[Objective]: Entries follow. Set all of them down as they stand.

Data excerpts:
==============================

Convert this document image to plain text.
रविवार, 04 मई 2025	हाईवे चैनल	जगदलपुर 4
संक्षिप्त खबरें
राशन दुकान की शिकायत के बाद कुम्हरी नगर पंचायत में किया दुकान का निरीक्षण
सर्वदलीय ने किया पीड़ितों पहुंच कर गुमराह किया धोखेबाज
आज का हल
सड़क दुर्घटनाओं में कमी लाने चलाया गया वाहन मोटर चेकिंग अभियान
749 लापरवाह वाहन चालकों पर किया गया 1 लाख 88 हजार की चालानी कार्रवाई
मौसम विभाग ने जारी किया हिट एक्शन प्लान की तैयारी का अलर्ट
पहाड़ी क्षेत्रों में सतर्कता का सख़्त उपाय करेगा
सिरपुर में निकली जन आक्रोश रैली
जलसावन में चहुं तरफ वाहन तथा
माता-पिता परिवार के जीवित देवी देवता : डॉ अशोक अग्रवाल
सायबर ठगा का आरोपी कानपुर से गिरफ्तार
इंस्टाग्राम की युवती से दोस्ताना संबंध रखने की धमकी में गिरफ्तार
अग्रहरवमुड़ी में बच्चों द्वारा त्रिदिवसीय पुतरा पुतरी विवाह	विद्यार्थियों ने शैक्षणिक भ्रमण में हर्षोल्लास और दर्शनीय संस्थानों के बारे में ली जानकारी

==============================

[Reply]:
Convert this document image to plain text.
रविवार, 04 मई 2025	हाईवे चैनल	जगदलपुर 4
संक्षिप्त खबरें
राशन दुकान की शिकायत के बाद कुम्हरी नगर पंचायत में किया दुकान का निरीक्षण
सर्वदलीय ने किया पीड़ितों पहुंच कर गुमराह किया धोखेबाज
आज का हल
सड़क दुर्घटनाओं में कमी लाने चलाया गया वाहन मोटर चेकिंग अभियान
749 लापरवाह वाहन चालकों पर किया गया 1 लाख 88 हजार की चालानी कार्रवाई
मौसम विभाग ने जारी किया हिट एक्शन प्लान की तैयारी का अलर्ट
पहाड़ी क्षेत्रों में सतर्कता का सख़्त उपाय करेगा
सिरपुर में निकली जन आक्रोश रैली
जलसावन में चहुं तरफ वाहन तथा
माता-पिता परिवार के जीवित देवी देवता : डॉ अशोक अग्रवाल
सायबर ठगा का आरोपी कानपुर से गिरफ्तार
इंस्टाग्राम की युवती से दोस्ताना संबंध रखने की धमकी में गिरफ्तार
अग्रहरवमुड़ी में बच्चों द्वारा त्रिदिवसीय पुतरा पुतरी विवाह	विद्यार्थियों ने शैक्षणिक भ्रमण में हर्षोल्लास और दर्शनीय संस्थानों के बारे में ली जानकारी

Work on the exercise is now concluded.